» CONSEGNA A: Stabilisci se ciascuna delle seguenti affermazioni concorda con la critica, rispondendo sì o no e citando le parole decisive del testo. (i) Nel nuovo ciclo l'artista ha mantenuto i riferimenti iconici della produzione precedente. (ii) Le composizioni dell'artista ricordano le inquadrature di una macchina fotografica. (iii) Il non-luogo descritto è silenzioso e sfuggente come un liquido.
» CONSEGNA B: Riscrivi le voci comprese nel tratto che va dalla riga contenente "List all visible" fino alla riga contenente "battery-icon — [629, 15, 646, 42]", estremi inclusi, sostituendo "commenter-name" con "author-name" e lasciando invariato tutto il resto.
━━━ FONTE ━━━
Critica

Federica Filippelli torna con un nuovo ciclo di lavori sulla città; i riferimenti iconici che hanno caratterizzato la produzione precedente sono stati abbandonati, come afferma Federica, “verso una rappresentazione della città nei suoi angoli meno noti e identificabili”. L’artista crea delle composizioni che ricordano le inquadrature di una macchina fotografica, realizzando una foto dunque, nella quale la frenesia dei ritmi che invadono la città, non dà il tempo di mettere a fuoco lasciando che le troppe informazioni visive ci assalgano, in una rapida sequenza sovrapponendosi l’una all’altra come immagini della memoria che, ricomposte a distanza di tempo, riaffiorano morbide e mutevoli. Il nuovo percorso della pittrice non si limita a viaggiare nei meandri della memoria, ma cerca anche di esplorare la sensazione di perdita di identità tipica della vita all’interno di una grande dimensione come quella della metropoli, raggiungendo quell’anonimato misto alla piacevole sensazione di essere invisibili. In sostanza ci troviamo in un non-luogo, dove la perdita di memoria e d’identità ha lasciato spazio a qualcosa di nuovo, che potrebbe essere ovunque e in qualsiasi stagione, silenzioso e sfuggente come un liquido.
━━━ VOCI ELENCATE ━━━
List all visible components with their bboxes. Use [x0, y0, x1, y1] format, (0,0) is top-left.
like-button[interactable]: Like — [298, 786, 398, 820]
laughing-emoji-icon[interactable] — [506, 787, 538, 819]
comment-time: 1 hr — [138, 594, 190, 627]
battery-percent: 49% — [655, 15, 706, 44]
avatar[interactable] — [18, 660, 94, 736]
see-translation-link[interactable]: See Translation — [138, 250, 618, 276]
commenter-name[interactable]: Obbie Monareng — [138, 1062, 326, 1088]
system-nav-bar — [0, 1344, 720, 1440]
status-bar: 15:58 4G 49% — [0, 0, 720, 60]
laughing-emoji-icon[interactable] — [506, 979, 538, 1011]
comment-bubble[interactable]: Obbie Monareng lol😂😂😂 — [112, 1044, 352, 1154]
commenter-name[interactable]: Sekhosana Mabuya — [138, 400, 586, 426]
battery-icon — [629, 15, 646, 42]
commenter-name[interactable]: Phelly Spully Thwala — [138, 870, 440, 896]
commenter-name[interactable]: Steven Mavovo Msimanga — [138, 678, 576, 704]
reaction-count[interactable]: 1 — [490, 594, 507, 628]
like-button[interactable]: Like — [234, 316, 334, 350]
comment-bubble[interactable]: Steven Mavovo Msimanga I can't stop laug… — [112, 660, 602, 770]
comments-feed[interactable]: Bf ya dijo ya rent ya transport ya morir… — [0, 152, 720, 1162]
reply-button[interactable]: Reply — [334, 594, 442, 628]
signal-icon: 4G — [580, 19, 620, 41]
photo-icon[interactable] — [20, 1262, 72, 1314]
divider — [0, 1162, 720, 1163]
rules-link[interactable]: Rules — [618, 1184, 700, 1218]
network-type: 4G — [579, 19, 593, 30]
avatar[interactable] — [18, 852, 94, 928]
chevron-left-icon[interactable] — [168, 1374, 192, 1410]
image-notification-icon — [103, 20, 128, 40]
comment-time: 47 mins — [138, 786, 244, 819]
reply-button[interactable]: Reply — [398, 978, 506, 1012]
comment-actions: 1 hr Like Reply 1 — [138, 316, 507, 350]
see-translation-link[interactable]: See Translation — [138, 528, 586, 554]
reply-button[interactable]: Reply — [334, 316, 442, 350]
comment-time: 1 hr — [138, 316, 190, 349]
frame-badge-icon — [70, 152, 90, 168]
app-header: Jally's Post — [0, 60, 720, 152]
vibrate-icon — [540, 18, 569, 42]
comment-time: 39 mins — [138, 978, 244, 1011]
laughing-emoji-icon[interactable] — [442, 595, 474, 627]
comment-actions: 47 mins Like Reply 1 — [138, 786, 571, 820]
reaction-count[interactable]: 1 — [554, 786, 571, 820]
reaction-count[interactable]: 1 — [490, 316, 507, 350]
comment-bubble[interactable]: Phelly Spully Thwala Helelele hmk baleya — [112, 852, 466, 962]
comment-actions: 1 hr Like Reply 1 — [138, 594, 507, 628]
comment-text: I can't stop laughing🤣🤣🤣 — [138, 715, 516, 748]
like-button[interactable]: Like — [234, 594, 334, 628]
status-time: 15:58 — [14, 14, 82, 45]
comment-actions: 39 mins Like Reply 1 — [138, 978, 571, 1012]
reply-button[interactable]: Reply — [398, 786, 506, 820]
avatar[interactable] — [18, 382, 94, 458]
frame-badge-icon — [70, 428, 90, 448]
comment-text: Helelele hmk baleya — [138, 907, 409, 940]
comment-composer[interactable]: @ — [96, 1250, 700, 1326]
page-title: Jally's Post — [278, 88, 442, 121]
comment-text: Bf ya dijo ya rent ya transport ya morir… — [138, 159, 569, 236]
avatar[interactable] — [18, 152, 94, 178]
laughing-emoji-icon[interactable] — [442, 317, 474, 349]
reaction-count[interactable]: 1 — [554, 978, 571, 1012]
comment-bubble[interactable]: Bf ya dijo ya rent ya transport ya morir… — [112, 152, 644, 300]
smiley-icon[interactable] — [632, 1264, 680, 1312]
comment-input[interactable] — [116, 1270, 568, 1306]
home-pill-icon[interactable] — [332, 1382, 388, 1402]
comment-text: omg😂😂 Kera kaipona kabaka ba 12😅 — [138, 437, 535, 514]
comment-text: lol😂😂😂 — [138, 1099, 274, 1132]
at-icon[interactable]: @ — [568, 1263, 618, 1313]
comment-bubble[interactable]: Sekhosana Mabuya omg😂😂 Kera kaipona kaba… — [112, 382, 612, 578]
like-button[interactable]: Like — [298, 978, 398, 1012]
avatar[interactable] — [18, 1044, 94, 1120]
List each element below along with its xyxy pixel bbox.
━━━
━━━ VOCI ELENCATE ━━━
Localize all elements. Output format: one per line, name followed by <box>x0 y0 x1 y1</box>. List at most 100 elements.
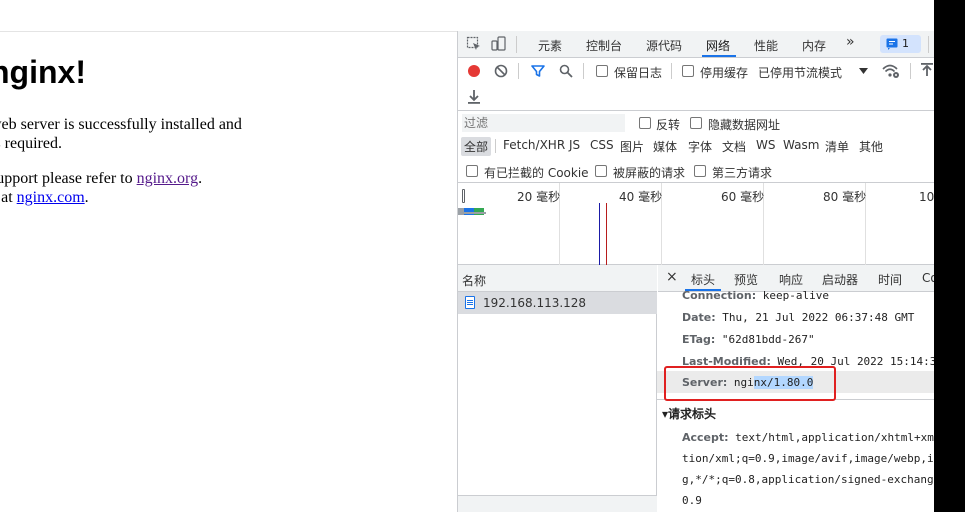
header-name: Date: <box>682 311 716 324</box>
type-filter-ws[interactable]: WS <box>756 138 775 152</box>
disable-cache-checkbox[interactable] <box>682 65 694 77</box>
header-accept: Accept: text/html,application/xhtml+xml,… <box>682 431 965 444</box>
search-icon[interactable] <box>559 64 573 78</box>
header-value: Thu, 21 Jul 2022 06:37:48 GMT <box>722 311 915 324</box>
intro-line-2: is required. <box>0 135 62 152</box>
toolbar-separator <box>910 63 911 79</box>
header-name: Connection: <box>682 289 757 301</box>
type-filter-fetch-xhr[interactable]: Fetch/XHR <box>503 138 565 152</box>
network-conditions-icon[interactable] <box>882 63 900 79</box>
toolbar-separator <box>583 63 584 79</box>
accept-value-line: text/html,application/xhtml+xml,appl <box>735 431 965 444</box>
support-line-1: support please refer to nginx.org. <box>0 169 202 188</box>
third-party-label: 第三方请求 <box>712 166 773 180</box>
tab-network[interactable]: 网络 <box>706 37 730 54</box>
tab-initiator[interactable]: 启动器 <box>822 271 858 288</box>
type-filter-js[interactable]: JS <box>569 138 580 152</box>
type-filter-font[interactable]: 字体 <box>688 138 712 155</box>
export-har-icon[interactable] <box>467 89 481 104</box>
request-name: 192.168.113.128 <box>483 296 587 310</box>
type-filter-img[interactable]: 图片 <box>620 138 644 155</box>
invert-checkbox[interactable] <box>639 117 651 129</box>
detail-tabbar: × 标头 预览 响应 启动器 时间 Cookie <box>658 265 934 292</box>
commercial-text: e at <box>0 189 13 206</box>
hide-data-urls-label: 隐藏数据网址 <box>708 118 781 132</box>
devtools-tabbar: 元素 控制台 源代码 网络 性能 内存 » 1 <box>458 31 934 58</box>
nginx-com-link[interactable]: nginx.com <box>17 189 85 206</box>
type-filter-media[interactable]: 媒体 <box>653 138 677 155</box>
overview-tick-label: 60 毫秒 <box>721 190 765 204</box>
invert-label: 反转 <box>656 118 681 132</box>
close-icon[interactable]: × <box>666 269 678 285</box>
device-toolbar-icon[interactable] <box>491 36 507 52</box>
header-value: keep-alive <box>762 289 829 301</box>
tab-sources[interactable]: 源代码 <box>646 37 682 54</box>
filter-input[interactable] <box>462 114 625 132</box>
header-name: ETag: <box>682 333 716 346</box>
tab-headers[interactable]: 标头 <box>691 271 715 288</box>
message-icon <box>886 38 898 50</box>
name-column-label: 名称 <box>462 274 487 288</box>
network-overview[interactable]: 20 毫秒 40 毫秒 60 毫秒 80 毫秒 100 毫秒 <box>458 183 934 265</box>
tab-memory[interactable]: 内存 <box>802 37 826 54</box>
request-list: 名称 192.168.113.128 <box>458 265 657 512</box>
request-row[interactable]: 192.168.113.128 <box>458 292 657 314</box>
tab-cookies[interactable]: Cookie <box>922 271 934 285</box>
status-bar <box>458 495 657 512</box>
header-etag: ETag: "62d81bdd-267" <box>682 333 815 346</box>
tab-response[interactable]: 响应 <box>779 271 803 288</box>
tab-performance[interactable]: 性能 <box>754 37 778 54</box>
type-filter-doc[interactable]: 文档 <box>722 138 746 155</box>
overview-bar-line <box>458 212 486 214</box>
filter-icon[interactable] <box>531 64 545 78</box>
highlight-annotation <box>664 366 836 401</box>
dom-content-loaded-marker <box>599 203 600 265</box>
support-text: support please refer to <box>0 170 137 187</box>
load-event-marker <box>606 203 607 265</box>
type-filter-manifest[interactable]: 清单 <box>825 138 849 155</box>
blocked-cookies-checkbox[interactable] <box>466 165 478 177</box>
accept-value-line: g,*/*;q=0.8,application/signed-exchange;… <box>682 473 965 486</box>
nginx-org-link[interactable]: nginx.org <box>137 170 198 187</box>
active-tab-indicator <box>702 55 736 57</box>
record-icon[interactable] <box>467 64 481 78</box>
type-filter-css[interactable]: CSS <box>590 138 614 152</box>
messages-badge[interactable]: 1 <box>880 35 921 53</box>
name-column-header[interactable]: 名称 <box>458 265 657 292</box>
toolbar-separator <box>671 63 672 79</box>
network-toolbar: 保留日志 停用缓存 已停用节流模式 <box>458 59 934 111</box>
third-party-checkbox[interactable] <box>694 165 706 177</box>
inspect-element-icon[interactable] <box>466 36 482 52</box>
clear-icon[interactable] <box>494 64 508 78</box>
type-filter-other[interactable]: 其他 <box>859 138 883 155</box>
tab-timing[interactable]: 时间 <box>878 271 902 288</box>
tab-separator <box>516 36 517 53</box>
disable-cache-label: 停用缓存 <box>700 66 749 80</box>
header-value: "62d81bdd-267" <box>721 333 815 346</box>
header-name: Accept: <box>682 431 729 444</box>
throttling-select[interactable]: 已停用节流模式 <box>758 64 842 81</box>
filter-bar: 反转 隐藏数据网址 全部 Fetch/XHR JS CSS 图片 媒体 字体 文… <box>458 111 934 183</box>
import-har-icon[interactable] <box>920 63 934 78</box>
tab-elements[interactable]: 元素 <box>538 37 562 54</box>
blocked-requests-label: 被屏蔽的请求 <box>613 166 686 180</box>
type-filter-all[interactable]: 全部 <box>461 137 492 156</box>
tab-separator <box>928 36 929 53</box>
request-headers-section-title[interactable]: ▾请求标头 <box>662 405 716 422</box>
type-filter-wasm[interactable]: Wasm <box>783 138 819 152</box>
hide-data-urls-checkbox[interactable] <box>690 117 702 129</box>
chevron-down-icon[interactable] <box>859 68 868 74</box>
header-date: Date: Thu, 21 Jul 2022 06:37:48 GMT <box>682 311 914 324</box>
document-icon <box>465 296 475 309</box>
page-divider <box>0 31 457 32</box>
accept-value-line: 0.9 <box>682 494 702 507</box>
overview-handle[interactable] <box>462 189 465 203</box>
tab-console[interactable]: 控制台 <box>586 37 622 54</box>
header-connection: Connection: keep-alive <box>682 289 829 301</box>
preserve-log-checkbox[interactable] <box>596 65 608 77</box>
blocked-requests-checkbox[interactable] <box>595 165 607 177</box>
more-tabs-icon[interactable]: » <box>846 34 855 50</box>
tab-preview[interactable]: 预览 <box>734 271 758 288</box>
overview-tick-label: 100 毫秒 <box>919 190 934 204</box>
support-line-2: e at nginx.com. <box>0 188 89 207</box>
━━━
» SOLUZIONE A:
(i) No: "i riferimenti iconici che hanno caratterizzato la produzione precedente sono stati abbandonati".
(ii) Sì: "L’artista crea delle composizioni che ricordano le inquadrature di una macchina fotografica".
(iii) Sì: "silenzioso e sfuggente come un liquido".

» SOLUZIONE B:
List all visible components with their bboxes. Use [x0, y0, x1, y1] format, (0,0) is top-left.
like-button[interactable]: Like — [298, 786, 398, 820]
laughing-emoji-icon[interactable] — [506, 787, 538, 819]
comment-time: 1 hr — [138, 594, 190, 627]
battery-percent: 49% — [655, 15, 706, 44]
avatar[interactable] — [18, 660, 94, 736]
see-translation-link[interactable]: See Translation — [138, 250, 618, 276]
author-name[interactable]: Obbie Monareng — [138, 1062, 326, 1088]
system-nav-bar — [0, 1344, 720, 1440]
status-bar: 15:58 4G 49% — [0, 0, 720, 60]
laughing-emoji-icon[interactable] — [506, 979, 538, 1011]
comment-bubble[interactable]: Obbie Monareng lol😂😂😂 — [112, 1044, 352, 1154]
author-name[interactable]: Sekhosana Mabuya — [138, 400, 586, 426]
battery-icon — [629, 15, 646, 42]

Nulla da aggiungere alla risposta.